**STATED GOAL:**
Here are some records; return them all exactly.

******

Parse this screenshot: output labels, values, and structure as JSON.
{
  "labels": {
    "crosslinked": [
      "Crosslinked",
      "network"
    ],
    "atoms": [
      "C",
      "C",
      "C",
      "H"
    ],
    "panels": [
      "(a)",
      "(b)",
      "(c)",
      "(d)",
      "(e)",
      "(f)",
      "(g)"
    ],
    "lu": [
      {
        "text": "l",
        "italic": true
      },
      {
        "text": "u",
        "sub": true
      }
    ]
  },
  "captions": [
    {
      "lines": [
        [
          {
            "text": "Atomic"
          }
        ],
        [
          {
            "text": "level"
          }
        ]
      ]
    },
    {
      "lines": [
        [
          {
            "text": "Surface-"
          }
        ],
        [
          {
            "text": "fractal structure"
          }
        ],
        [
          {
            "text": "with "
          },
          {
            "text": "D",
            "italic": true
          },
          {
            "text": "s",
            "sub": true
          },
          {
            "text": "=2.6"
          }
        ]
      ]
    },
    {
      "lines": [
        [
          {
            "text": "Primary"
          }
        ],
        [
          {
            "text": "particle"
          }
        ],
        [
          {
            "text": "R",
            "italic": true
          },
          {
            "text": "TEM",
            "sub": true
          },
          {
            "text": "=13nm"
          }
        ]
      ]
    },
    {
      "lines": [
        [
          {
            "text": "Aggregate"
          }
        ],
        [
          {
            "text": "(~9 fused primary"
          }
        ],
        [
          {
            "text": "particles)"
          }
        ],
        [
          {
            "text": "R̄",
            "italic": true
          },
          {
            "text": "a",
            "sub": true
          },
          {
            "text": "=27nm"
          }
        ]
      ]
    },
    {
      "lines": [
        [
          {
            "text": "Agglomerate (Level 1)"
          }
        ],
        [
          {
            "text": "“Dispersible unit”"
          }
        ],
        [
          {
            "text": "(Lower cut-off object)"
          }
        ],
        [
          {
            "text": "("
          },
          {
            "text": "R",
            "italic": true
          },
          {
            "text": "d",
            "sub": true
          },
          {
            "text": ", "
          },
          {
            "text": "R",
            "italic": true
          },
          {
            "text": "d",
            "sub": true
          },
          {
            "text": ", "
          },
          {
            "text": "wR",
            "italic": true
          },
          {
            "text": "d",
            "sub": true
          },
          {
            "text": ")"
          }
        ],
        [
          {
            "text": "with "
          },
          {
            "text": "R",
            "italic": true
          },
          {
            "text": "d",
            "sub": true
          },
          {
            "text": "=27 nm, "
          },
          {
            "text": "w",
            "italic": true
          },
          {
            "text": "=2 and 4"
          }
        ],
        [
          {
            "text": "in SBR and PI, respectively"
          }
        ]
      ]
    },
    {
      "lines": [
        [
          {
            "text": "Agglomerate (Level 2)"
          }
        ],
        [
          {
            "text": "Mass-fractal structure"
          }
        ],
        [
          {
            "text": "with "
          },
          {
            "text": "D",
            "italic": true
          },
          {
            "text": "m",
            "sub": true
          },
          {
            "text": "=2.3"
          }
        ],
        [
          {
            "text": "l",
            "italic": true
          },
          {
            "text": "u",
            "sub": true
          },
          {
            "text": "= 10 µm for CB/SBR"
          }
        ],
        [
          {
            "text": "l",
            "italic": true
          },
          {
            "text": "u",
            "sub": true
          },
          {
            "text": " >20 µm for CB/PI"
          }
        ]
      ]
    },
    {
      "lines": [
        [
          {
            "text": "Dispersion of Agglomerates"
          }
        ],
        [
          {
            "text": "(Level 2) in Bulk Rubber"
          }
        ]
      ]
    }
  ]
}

******

**ANSWER FOR THIS EXERCISE:**
Parse this screenshot: output labels, values, and structure as JSON.
{
  "labels": {
    "crosslinked": [
      "Crosslinked",
      "network"
    ],
    "atoms": [
      "C",
      "C",
      "C",
      "H"
    ],
    "panels": [
      "(a)",
      "(b)",
      "(c)",
      "(d)",
      "(e)",
      "(f)",
      "(g)"
    ],
    "lu": [
      {
        "text": "l",
        "italic": true
      },
      {
        "text": "u",
        "sub": true
      }
    ]
  },
  "captions": [
    {
      "lines": [
        [
          {
            "text": "Atomic"
          }
        ],
        [
          {
            "text": "level"
          }
        ]
      ]
    },
    {
      "lines": [
        [
          {
            "text": "Surface-"
          }
        ],
        [
          {
            "text": "fractal structure"
          }
        ],
        [
          {
            "text": "with "
          },
          {
            "text": "D",
            "italic": true
          },
          {
            "text": "s",
            "sub": true
          },
          {
            "text": "=2.6"
          }
        ]
      ]
    },
    {
      "lines": [
        [
          {
            "text": "Primary"
          }
        ],
        [
          {
            "text": "particle"
          }
        ],
        [
          {
            "text": "R",
            "italic": true
          },
          {
            "text": "TEM",
            "sub": true
          },
          {
            "text": "=13nm"
          }
        ]
      ]
    },
    {
      "lines": [
        [
          {
            "text": "Aggregate"
          }
        ],
        [
          {
            "text": "(~9 fused primary"
          }
        ],
        [
          {
            "text": "particles)"
          }
        ],
        [
          {
            "text": "R̄",
            "italic": true
          },
          {
            "text": "a",
            "sub": true
          },
          {
            "text": "=27nm"
          }
        ]
      ]
    },
    {
      "lines": [
        [
          {
            "text": "Agglomerate (Level 1)"
          }
        ],
        [
          {
            "text": "“Dispersible unit”"
          }
        ],
        [
          {
            "text": "(Lower cut-off object)"
          }
        ],
        [
          {
            "text": "("
          },
          {
            "text": "R",
            "italic": true
          },
          {
            "text": "d",
            "sub": true
          },
          {
            "text": ", "
          },
          {
            "text": "R",
            "italic": true
          },
          {
            "text": "d",
            "sub": true
          },
          {
            "text": ", "
          },
          {
            "text": "wR",
            "italic": true
          },
          {
            "text": "d",
            "sub": true
          },
          {
            "text": ")"
          }
        ],
        [
          {
            "text": "with "
          },
          {
            "text": "R",
            "italic": true
          },
          {
            "text": "d",
            "sub": true
          },
          {
            "text": "=27 nm, "
          },
          {
            "text": "w",
            "italic": true
          },
          {
            "text": "=2 and 4"
          }
        ],
        [
          {
            "text": "in SBR and PI, respectively"
          }
        ]
      ]
    },
    {
      "lines": [
        [
          {
            "text": "Agglomerate (Level 2)"
          }
        ],
        [
          {
            "text": "Mass-fractal structure"
          }
        ],
        [
          {
            "text": "with "
          },
          {
            "text": "D",
            "italic": true
          },
          {
            "text": "m",
            "sub": true
          },
          {
            "text": "=2.3"
          }
        ],
        [
          {
            "text": "l",
            "italic": true
          },
          {
            "text": "u",
            "sub": true
          },
          {
            "text": "= 10 µm for CB/SBR"
          }
        ],
        [
          {
            "text": "l",
            "italic": true
          },
          {
            "text": "u",
            "sub": true
          },
          {
            "text": " >20 µm for CB/PI"
          }
        ]
      ]
    },
    {
      "lines": [
        [
          {
            "text": "Dispersion of Agglomerates"
          }
        ],
        [
          {
            "text": "(Level 2) in Bulk Rubber"
          }
        ]
      ]
    }
  ]
}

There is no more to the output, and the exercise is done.